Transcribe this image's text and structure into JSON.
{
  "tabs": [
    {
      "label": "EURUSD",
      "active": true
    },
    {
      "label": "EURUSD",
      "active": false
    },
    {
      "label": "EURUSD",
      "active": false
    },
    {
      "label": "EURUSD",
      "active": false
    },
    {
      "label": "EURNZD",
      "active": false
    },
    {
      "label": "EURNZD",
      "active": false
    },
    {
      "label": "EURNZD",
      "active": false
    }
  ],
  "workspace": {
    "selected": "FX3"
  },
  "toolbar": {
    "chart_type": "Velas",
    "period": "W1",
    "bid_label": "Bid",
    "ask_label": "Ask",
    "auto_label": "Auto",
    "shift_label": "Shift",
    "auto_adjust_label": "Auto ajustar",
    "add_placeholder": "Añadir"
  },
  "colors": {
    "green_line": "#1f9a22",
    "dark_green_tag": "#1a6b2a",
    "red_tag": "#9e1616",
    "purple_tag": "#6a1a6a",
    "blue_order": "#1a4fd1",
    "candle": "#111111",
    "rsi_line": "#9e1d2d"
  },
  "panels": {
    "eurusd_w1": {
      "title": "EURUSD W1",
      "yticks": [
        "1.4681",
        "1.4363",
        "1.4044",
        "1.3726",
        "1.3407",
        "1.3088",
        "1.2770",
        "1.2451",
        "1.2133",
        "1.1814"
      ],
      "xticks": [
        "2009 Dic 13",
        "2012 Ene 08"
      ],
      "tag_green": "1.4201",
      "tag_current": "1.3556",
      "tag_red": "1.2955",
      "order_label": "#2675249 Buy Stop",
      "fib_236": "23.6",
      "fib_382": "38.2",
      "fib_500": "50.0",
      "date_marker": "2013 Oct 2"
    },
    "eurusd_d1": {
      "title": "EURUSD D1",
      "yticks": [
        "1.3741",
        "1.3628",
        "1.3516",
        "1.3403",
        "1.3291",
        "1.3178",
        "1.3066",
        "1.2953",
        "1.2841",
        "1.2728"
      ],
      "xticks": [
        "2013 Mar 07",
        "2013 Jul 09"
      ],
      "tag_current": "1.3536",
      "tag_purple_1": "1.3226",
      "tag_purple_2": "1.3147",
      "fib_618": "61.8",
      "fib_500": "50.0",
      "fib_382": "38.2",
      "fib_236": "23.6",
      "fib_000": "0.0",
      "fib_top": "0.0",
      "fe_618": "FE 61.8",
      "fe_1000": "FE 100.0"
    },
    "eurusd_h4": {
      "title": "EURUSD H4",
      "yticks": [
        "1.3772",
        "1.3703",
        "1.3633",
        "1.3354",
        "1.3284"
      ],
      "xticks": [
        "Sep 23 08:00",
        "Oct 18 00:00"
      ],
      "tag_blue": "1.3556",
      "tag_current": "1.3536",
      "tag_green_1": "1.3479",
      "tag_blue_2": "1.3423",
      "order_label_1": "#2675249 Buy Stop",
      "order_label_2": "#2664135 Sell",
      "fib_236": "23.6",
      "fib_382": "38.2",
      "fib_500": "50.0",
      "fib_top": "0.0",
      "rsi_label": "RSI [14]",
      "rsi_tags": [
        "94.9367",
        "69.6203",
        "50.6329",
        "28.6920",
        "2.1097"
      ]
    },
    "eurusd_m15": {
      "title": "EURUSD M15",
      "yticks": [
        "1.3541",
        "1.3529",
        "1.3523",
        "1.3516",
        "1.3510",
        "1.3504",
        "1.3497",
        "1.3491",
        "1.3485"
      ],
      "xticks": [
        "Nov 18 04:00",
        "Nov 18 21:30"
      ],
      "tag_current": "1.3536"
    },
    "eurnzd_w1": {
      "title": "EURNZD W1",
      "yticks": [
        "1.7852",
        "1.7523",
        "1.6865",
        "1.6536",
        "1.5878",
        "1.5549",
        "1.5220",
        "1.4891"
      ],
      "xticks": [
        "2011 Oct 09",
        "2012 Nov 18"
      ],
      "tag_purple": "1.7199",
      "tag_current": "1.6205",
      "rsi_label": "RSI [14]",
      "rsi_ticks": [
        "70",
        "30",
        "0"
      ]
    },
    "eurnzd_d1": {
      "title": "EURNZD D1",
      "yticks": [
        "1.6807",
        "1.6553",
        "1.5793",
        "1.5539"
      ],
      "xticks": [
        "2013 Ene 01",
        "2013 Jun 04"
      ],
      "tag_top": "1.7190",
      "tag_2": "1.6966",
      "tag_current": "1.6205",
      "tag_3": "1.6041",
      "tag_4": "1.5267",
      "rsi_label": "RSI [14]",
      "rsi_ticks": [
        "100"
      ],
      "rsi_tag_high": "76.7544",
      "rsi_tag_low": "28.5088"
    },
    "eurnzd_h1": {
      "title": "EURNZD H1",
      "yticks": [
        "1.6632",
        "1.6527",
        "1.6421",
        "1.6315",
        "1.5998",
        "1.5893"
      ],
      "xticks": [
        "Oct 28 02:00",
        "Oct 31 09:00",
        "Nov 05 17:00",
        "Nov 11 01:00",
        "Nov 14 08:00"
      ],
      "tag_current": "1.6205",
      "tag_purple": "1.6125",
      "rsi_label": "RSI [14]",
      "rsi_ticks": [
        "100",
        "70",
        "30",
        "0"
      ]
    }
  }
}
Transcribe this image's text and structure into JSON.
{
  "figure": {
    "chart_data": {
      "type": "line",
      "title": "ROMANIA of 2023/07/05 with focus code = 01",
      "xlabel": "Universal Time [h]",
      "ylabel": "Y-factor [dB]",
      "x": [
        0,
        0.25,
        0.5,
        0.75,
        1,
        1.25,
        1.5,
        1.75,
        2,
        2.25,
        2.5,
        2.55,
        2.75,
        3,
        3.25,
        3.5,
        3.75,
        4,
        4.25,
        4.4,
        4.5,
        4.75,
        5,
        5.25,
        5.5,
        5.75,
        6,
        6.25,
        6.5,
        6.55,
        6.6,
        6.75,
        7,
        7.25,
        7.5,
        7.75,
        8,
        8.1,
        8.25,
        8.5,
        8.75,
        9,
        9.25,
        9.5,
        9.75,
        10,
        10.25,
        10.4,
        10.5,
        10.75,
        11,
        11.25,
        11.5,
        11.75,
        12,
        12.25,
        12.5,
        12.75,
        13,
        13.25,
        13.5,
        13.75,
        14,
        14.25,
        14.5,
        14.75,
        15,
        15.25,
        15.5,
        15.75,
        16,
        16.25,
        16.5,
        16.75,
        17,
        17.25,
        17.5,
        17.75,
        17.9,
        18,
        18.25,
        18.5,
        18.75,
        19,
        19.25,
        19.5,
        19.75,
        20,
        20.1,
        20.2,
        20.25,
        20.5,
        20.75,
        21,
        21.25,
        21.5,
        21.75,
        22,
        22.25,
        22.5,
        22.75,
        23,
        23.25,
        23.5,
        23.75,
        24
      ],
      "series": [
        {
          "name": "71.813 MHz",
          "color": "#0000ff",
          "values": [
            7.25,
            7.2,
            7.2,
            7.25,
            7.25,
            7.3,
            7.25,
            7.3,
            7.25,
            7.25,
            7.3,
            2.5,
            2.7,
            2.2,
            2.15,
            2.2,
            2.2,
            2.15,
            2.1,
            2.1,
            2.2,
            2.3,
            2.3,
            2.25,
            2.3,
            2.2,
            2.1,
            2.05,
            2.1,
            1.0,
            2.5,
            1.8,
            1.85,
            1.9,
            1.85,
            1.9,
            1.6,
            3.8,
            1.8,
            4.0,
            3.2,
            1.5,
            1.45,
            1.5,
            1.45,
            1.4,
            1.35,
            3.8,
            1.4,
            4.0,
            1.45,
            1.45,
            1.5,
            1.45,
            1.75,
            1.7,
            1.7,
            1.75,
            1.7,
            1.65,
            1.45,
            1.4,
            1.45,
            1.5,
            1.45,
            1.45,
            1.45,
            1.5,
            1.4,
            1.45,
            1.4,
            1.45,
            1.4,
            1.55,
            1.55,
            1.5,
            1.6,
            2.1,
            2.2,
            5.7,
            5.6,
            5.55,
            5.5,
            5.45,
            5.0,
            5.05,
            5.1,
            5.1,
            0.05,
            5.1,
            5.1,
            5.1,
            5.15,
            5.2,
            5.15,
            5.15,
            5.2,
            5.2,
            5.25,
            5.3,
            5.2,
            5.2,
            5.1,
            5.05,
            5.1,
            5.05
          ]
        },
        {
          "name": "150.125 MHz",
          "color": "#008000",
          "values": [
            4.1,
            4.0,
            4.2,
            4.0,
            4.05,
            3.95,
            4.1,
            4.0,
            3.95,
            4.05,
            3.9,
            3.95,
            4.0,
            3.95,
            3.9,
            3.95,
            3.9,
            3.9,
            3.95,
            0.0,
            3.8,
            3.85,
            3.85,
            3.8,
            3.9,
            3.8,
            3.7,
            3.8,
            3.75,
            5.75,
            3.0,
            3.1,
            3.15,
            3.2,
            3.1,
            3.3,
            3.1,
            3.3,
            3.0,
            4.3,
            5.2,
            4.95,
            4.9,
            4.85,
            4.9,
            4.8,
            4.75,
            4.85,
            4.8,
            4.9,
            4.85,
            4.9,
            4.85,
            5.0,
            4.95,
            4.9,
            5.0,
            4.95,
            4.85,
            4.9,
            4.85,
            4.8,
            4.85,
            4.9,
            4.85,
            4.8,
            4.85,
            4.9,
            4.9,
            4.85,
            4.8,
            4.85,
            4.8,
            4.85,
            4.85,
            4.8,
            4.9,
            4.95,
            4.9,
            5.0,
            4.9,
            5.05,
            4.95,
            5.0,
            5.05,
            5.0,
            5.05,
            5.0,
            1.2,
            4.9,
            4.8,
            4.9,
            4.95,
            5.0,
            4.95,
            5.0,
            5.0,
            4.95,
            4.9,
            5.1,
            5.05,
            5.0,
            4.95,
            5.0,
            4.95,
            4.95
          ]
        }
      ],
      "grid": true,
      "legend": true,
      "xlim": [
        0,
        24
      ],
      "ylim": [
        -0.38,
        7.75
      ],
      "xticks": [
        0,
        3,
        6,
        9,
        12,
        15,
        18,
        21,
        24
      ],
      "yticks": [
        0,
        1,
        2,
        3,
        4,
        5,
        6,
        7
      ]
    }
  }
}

* **Work required**: List all lines holding the string "Auto".

* **Output of the task**:
    "auto_label": "Auto",
    "auto_adjust_label": "Auto ajustar",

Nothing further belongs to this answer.